### Instructions to follow
Write out each line in which the string "JSON" is present.

### Dataset excerpts
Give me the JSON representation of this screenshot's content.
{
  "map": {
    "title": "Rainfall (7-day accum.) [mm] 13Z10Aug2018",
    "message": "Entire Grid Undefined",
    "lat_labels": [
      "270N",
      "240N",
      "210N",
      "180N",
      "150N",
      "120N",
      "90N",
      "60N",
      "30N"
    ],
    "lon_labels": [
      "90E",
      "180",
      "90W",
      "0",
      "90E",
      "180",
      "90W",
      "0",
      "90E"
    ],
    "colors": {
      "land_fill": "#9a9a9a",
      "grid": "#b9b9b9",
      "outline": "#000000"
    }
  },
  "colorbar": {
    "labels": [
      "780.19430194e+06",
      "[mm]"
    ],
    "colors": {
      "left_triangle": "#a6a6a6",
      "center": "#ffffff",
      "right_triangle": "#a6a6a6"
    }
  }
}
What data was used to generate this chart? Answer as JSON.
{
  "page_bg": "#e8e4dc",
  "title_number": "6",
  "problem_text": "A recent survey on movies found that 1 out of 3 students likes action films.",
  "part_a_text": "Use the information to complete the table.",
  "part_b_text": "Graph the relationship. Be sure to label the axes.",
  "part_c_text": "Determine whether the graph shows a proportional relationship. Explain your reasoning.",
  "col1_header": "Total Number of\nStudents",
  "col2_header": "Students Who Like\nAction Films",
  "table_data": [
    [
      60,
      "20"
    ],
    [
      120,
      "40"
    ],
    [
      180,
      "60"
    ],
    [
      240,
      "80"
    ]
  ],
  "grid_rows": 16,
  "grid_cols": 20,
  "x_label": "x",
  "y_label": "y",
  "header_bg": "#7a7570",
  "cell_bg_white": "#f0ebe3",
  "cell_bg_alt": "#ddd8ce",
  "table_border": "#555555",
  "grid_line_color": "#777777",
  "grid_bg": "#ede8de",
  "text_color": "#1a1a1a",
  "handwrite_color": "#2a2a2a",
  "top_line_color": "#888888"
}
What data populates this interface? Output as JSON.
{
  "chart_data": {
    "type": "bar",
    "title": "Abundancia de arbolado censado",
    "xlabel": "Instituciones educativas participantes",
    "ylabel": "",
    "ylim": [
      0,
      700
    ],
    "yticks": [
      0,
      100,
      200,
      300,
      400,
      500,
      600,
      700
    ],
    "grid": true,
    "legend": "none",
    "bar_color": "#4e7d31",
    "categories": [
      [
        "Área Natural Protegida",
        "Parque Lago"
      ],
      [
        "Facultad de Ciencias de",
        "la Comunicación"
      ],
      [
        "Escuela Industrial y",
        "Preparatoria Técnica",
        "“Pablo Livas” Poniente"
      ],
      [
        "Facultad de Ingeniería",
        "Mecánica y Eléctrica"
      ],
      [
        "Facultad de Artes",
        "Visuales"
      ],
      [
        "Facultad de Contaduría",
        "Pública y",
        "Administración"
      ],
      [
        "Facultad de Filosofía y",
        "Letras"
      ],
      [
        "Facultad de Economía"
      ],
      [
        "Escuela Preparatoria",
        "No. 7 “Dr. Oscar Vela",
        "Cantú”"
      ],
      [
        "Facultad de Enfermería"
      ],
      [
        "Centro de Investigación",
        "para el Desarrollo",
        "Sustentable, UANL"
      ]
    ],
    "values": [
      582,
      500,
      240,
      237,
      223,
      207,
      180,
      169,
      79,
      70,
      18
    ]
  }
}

### Right answer
Give me the JSON representation of this screenshot's content.
What data was used to generate this chart? Answer as JSON.
What data populates this interface? Output as JSON.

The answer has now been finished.